### Source material
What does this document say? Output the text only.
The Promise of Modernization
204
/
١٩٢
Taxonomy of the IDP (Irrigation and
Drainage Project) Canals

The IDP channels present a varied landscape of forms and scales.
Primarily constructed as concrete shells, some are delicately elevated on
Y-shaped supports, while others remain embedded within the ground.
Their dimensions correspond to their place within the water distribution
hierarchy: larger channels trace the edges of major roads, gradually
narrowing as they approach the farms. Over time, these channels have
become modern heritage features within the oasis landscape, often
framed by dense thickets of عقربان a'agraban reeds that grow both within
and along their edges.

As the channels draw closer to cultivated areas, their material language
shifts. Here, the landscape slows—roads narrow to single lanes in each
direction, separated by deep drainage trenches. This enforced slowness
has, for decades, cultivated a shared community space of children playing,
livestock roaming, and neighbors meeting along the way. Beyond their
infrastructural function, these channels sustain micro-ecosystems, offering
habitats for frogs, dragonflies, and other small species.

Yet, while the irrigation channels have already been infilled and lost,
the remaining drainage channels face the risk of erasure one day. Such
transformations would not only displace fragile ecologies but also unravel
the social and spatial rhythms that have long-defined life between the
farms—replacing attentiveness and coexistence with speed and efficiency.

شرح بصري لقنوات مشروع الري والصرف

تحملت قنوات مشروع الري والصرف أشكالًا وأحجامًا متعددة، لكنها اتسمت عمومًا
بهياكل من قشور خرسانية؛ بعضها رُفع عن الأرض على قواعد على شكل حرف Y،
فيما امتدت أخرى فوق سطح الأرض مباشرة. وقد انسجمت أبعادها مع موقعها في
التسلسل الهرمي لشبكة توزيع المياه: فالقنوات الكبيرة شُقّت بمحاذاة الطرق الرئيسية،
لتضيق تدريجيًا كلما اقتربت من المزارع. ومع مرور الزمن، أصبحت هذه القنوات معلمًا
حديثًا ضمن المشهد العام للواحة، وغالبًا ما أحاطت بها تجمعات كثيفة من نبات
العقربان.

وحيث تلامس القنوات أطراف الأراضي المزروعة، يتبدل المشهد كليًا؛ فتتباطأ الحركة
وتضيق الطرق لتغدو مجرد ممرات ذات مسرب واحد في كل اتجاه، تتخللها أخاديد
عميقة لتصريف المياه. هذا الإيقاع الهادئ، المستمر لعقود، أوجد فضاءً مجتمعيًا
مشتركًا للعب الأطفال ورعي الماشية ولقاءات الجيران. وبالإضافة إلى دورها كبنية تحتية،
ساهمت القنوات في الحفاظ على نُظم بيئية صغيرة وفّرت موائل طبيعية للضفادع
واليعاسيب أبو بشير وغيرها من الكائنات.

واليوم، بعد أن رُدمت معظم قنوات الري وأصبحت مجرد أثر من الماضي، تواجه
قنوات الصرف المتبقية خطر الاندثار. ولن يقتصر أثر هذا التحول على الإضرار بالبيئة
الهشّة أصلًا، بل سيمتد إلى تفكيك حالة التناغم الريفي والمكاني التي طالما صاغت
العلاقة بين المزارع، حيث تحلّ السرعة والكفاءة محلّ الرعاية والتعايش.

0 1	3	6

### Stated goal
Every line of the data above should be reproduced word for word.

### Full response
What does this document say? Output the text only.
The Promise of Modernization
204
/
١٩٢
Taxonomy of the IDP (Irrigation and
Drainage Project) Canals

The IDP channels present a varied landscape of forms and scales.
Primarily constructed as concrete shells, some are delicately elevated on
Y-shaped supports, while others remain embedded within the ground.
Their dimensions correspond to their place within the water distribution
hierarchy: larger channels trace the edges of major roads, gradually
narrowing as they approach the farms. Over time, these channels have
become modern heritage features within the oasis landscape, often
framed by dense thickets of عقربان a'agraban reeds that grow both within
and along their edges.

As the channels draw closer to cultivated areas, their material language
shifts. Here, the landscape slows—roads narrow to single lanes in each
direction, separated by deep drainage trenches. This enforced slowness
has, for decades, cultivated a shared community space of children playing,
livestock roaming, and neighbors meeting along the way. Beyond their
infrastructural function, these channels sustain micro-ecosystems, offering
habitats for frogs, dragonflies, and other small species.

Yet, while the irrigation channels have already been infilled and lost,
the remaining drainage channels face the risk of erasure one day. Such
transformations would not only displace fragile ecologies but also unravel
the social and spatial rhythms that have long-defined life between the
farms—replacing attentiveness and coexistence with speed and efficiency.

شرح بصري لقنوات مشروع الري والصرف

تحملت قنوات مشروع الري والصرف أشكالًا وأحجامًا متعددة، لكنها اتسمت عمومًا
بهياكل من قشور خرسانية؛ بعضها رُفع عن الأرض على قواعد على شكل حرف Y،
فيما امتدت أخرى فوق سطح الأرض مباشرة. وقد انسجمت أبعادها مع موقعها في
التسلسل الهرمي لشبكة توزيع المياه: فالقنوات الكبيرة شُقّت بمحاذاة الطرق الرئيسية،
لتضيق تدريجيًا كلما اقتربت من المزارع. ومع مرور الزمن، أصبحت هذه القنوات معلمًا
حديثًا ضمن المشهد العام للواحة، وغالبًا ما أحاطت بها تجمعات كثيفة من نبات
العقربان.

وحيث تلامس القنوات أطراف الأراضي المزروعة، يتبدل المشهد كليًا؛ فتتباطأ الحركة
وتضيق الطرق لتغدو مجرد ممرات ذات مسرب واحد في كل اتجاه، تتخللها أخاديد
عميقة لتصريف المياه. هذا الإيقاع الهادئ، المستمر لعقود، أوجد فضاءً مجتمعيًا
مشتركًا للعب الأطفال ورعي الماشية ولقاءات الجيران. وبالإضافة إلى دورها كبنية تحتية،
ساهمت القنوات في الحفاظ على نُظم بيئية صغيرة وفّرت موائل طبيعية للضفادع
واليعاسيب أبو بشير وغيرها من الكائنات.

واليوم، بعد أن رُدمت معظم قنوات الري وأصبحت مجرد أثر من الماضي، تواجه
قنوات الصرف المتبقية خطر الاندثار. ولن يقتصر أثر هذا التحول على الإضرار بالبيئة
الهشّة أصلًا، بل سيمتد إلى تفكيك حالة التناغم الريفي والمكاني التي طالما صاغت
العلاقة بين المزارع، حيث تحلّ السرعة والكفاءة محلّ الرعاية والتعايش.

0 1	3	6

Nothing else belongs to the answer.